* [Given exercise] Return the listing below in full, with every line exactly as it is.

* [Input data]
+--

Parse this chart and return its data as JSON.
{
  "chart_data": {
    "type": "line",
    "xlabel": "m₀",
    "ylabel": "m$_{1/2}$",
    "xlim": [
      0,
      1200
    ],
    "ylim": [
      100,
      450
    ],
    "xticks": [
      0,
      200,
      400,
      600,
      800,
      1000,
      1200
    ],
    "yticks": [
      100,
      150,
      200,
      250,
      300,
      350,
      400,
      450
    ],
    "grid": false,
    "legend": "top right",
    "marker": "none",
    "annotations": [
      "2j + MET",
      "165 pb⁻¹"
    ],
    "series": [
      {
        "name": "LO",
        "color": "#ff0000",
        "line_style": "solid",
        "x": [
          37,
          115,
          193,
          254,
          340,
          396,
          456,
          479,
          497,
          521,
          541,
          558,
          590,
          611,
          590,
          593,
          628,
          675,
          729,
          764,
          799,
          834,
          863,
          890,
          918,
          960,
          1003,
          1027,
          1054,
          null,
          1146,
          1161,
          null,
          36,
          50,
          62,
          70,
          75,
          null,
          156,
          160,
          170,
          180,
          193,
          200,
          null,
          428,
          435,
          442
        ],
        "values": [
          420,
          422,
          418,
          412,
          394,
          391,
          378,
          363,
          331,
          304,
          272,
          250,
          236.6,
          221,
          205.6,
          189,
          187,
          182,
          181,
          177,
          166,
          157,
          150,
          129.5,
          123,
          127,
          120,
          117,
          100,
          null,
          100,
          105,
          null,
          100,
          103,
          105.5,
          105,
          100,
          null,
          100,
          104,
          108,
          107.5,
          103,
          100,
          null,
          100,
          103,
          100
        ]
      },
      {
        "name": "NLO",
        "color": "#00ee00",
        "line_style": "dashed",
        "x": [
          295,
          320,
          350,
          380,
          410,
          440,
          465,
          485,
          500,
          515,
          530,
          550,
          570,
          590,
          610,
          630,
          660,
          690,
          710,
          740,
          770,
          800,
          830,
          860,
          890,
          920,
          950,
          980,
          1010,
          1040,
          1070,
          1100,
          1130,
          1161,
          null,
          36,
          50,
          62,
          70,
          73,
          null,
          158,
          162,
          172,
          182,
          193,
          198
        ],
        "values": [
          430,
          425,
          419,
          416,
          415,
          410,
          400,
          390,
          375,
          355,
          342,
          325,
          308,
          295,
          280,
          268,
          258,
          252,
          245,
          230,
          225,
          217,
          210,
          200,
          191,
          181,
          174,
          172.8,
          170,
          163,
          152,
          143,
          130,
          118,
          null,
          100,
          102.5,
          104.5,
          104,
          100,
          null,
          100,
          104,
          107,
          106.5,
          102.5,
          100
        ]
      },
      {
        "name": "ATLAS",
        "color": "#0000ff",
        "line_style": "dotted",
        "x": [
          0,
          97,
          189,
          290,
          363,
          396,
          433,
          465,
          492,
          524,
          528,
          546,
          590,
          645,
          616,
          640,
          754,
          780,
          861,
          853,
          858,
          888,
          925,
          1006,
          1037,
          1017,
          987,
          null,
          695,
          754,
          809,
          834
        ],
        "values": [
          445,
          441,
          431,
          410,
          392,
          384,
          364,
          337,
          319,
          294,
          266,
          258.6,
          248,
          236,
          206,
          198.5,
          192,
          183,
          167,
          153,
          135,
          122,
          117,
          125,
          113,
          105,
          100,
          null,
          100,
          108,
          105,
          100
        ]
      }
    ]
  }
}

+--

* [Solution to the exercise]
Parse this chart and return its data as JSON.
{
  "chart_data": {
    "type": "line",
    "xlabel": "m₀",
    "ylabel": "m$_{1/2}$",
    "xlim": [
      0,
      1200
    ],
    "ylim": [
      100,
      450
    ],
    "xticks": [
      0,
      200,
      400,
      600,
      800,
      1000,
      1200
    ],
    "yticks": [
      100,
      150,
      200,
      250,
      300,
      350,
      400,
      450
    ],
    "grid": false,
    "legend": "top right",
    "marker": "none",
    "annotations": [
      "2j + MET",
      "165 pb⁻¹"
    ],
    "series": [
      {
        "name": "LO",
        "color": "#ff0000",
        "line_style": "solid",
        "x": [
          37,
          115,
          193,
          254,
          340,
          396,
          456,
          479,
          497,
          521,
          541,
          558,
          590,
          611,
          590,
          593,
          628,
          675,
          729,
          764,
          799,
          834,
          863,
          890,
          918,
          960,
          1003,
          1027,
          1054,
          null,
          1146,
          1161,
          null,
          36,
          50,
          62,
          70,
          75,
          null,
          156,
          160,
          170,
          180,
          193,
          200,
          null,
          428,
          435,
          442
        ],
        "values": [
          420,
          422,
          418,
          412,
          394,
          391,
          378,
          363,
          331,
          304,
          272,
          250,
          236.6,
          221,
          205.6,
          189,
          187,
          182,
          181,
          177,
          166,
          157,
          150,
          129.5,
          123,
          127,
          120,
          117,
          100,
          null,
          100,
          105,
          null,
          100,
          103,
          105.5,
          105,
          100,
          null,
          100,
          104,
          108,
          107.5,
          103,
          100,
          null,
          100,
          103,
          100
        ]
      },
      {
        "name": "NLO",
        "color": "#00ee00",
        "line_style": "dashed",
        "x": [
          295,
          320,
          350,
          380,
          410,
          440,
          465,
          485,
          500,
          515,
          530,
          550,
          570,
          590,
          610,
          630,
          660,
          690,
          710,
          740,
          770,
          800,
          830,
          860,
          890,
          920,
          950,
          980,
          1010,
          1040,
          1070,
          1100,
          1130,
          1161,
          null,
          36,
          50,
          62,
          70,
          73,
          null,
          158,
          162,
          172,
          182,
          193,
          198
        ],
        "values": [
          430,
          425,
          419,
          416,
          415,
          410,
          400,
          390,
          375,
          355,
          342,
          325,
          308,
          295,
          280,
          268,
          258,
          252,
          245,
          230,
          225,
          217,
          210,
          200,
          191,
          181,
          174,
          172.8,
          170,
          163,
          152,
          143,
          130,
          118,
          null,
          100,
          102.5,
          104.5,
          104,
          100,
          null,
          100,
          104,
          107,
          106.5,
          102.5,
          100
        ]
      },
      {
        "name": "ATLAS",
        "color": "#0000ff",
        "line_style": "dotted",
        "x": [
          0,
          97,
          189,
          290,
          363,
          396,
          433,
          465,
          492,
          524,
          528,
          546,
          590,
          645,
          616,
          640,
          754,
          780,
          861,
          853,
          858,
          888,
          925,
          1006,
          1037,
          1017,
          987,
          null,
          695,
          754,
          809,
          834
        ],
        "values": [
          445,
          441,
          431,
          410,
          392,
          384,
          364,
          337,
          319,
          294,
          266,
          258.6,
          248,
          236,
          206,
          198.5,
          192,
          183,
          167,
          153,
          135,
          122,
          117,
          125,
          113,
          105,
          100,
          null,
          100,
          108,
          105,
          100
        ]
      }
    ]
  }
}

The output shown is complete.